• **Directive**
A faithful transcription of all the data is required.

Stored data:
_ _ _ _ _

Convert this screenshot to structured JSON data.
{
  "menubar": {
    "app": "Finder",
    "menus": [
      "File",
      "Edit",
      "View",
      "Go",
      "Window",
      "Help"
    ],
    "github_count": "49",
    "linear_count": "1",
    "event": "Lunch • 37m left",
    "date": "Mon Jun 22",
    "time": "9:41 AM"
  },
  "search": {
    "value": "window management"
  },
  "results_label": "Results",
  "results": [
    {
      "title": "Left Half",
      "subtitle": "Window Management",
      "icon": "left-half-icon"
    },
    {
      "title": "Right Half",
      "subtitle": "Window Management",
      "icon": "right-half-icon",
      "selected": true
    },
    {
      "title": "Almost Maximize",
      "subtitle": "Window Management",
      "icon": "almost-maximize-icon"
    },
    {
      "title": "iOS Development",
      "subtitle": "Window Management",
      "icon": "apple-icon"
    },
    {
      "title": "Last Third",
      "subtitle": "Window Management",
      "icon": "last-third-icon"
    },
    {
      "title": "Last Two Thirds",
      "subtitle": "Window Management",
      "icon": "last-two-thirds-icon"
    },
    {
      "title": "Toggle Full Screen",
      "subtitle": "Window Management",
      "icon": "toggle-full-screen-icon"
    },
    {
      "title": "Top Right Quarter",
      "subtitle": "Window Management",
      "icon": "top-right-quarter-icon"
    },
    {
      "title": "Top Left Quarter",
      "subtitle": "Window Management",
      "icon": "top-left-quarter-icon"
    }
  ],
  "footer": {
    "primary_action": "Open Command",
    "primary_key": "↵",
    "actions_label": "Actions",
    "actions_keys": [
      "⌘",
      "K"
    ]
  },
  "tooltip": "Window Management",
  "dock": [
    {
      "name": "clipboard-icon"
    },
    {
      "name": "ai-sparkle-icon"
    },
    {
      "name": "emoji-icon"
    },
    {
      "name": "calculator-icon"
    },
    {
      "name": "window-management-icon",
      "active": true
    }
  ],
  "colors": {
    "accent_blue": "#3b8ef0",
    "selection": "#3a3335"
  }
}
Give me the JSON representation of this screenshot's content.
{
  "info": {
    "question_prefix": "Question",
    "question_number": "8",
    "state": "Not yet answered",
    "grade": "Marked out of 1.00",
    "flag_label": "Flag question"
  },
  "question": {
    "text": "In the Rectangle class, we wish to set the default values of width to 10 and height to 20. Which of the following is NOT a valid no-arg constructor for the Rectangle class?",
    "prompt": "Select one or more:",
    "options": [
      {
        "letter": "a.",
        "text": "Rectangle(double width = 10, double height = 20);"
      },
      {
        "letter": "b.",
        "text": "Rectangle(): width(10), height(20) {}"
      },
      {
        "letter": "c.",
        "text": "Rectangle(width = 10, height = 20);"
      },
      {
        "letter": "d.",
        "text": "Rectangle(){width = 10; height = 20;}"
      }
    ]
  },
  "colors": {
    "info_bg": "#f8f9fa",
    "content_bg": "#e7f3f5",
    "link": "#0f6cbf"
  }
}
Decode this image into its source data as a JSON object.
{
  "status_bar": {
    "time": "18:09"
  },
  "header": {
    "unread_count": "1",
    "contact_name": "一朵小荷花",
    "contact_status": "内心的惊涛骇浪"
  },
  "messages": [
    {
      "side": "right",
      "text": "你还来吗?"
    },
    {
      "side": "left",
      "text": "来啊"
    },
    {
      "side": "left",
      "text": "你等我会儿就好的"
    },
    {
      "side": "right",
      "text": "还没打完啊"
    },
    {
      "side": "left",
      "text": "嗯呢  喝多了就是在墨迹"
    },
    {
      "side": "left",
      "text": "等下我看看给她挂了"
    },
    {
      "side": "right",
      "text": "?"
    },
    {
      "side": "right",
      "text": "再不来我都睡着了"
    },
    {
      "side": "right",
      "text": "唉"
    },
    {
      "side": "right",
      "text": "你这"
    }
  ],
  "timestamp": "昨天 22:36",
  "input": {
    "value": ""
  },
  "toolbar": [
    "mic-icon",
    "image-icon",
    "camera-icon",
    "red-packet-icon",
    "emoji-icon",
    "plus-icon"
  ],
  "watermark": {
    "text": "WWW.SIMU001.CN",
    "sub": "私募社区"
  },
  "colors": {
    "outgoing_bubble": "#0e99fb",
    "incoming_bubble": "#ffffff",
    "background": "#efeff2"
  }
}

_ _ _ _ _

• **Answer to the exercise**
Convert this screenshot to structured JSON data.
{
  "menubar": {
    "app": "Finder",
    "menus": [
      "File",
      "Edit",
      "View",
      "Go",
      "Window",
      "Help"
    ],
    "github_count": "49",
    "linear_count": "1",
    "event": "Lunch • 37m left",
    "date": "Mon Jun 22",
    "time": "9:41 AM"
  },
  "search": {
    "value": "window management"
  },
  "results_label": "Results",
  "results": [
    {
      "title": "Left Half",
      "subtitle": "Window Management",
      "icon": "left-half-icon"
    },
    {
      "title": "Right Half",
      "subtitle": "Window Management",
      "icon": "right-half-icon",
      "selected": true
    },
    {
      "title": "Almost Maximize",
      "subtitle": "Window Management",
      "icon": "almost-maximize-icon"
    },
    {
      "title": "iOS Development",
      "subtitle": "Window Management",
      "icon": "apple-icon"
    },
    {
      "title": "Last Third",
      "subtitle": "Window Management",
      "icon": "last-third-icon"
    },
    {
      "title": "Last Two Thirds",
      "subtitle": "Window Management",
      "icon": "last-two-thirds-icon"
    },
    {
      "title": "Toggle Full Screen",
      "subtitle": "Window Management",
      "icon": "toggle-full-screen-icon"
    },
    {
      "title": "Top Right Quarter",
      "subtitle": "Window Management",
      "icon": "top-right-quarter-icon"
    },
    {
      "title": "Top Left Quarter",
      "subtitle": "Window Management",
      "icon": "top-left-quarter-icon"
    }
  ],
  "footer": {
    "primary_action": "Open Command",
    "primary_key": "↵",
    "actions_label": "Actions",
    "actions_keys": [
      "⌘",
      "K"
    ]
  },
  "tooltip": "Window Management",
  "dock": [
    {
      "name": "clipboard-icon"
    },
    {
      "name": "ai-sparkle-icon"
    },
    {
      "name": "emoji-icon"
    },
    {
      "name": "calculator-icon"
    },
    {
      "name": "window-management-icon",
      "active": true
    }
  ],
  "colors": {
    "accent_blue": "#3b8ef0",
    "selection": "#3a3335"
  }
}
Give me the JSON representation of this screenshot's content.
{
  "info": {
    "question_prefix": "Question",
    "question_number": "8",
    "state": "Not yet answered",
    "grade": "Marked out of 1.00",
    "flag_label": "Flag question"
  },
  "question": {
    "text": "In the Rectangle class, we wish to set the default values of width to 10 and height to 20. Which of the following is NOT a valid no-arg constructor for the Rectangle class?",
    "prompt": "Select one or more:",
    "options": [
      {
        "letter": "a.",
        "text": "Rectangle(double width = 10, double height = 20);"
      },
      {
        "letter": "b.",
        "text": "Rectangle(): width(10), height(20) {}"
      },
      {
        "letter": "c.",
        "text": "Rectangle(width = 10, height = 20);"
      },
      {
        "letter": "d.",
        "text": "Rectangle(){width = 10; height = 20;}"
      }
    ]
  },
  "colors": {
    "info_bg": "#f8f9fa",
    "content_bg": "#e7f3f5",
    "link": "#0f6cbf"
  }
}
Decode this image into its source data as a JSON object.
{
  "status_bar": {
    "time": "18:09"
  },
  "header": {
    "unread_count": "1",
    "contact_name": "一朵小荷花",
    "contact_status": "内心的惊涛骇浪"
  },
  "messages": [
    {
      "side": "right",
      "text": "你还来吗?"
    },
    {
      "side": "left",
      "text": "来啊"
    },
    {
      "side": "left",
      "text": "你等我会儿就好的"
    },
    {
      "side": "right",
      "text": "还没打完啊"
    },
    {
      "side": "left",
      "text": "嗯呢  喝多了就是在墨迹"
    },
    {
      "side": "left",
      "text": "等下我看看给她挂了"
    },
    {
      "side": "right",
      "text": "?"
    },
    {
      "side": "right",
      "text": "再不来我都睡着了"
    },
    {
      "side": "right",
      "text": "唉"
    },
    {
      "side": "right",
      "text": "你这"
    }
  ],
  "timestamp": "昨天 22:36",
  "input": {
    "value": ""
  },
  "toolbar": [
    "mic-icon",
    "image-icon",
    "camera-icon",
    "red-packet-icon",
    "emoji-icon",
    "plus-icon"
  ],
  "watermark": {
    "text": "WWW.SIMU001.CN",
    "sub": "私募社区"
  },
  "colors": {
    "outgoing_bubble": "#0e99fb",
    "incoming_bubble": "#ffffff",
    "background": "#efeff2"
  }
}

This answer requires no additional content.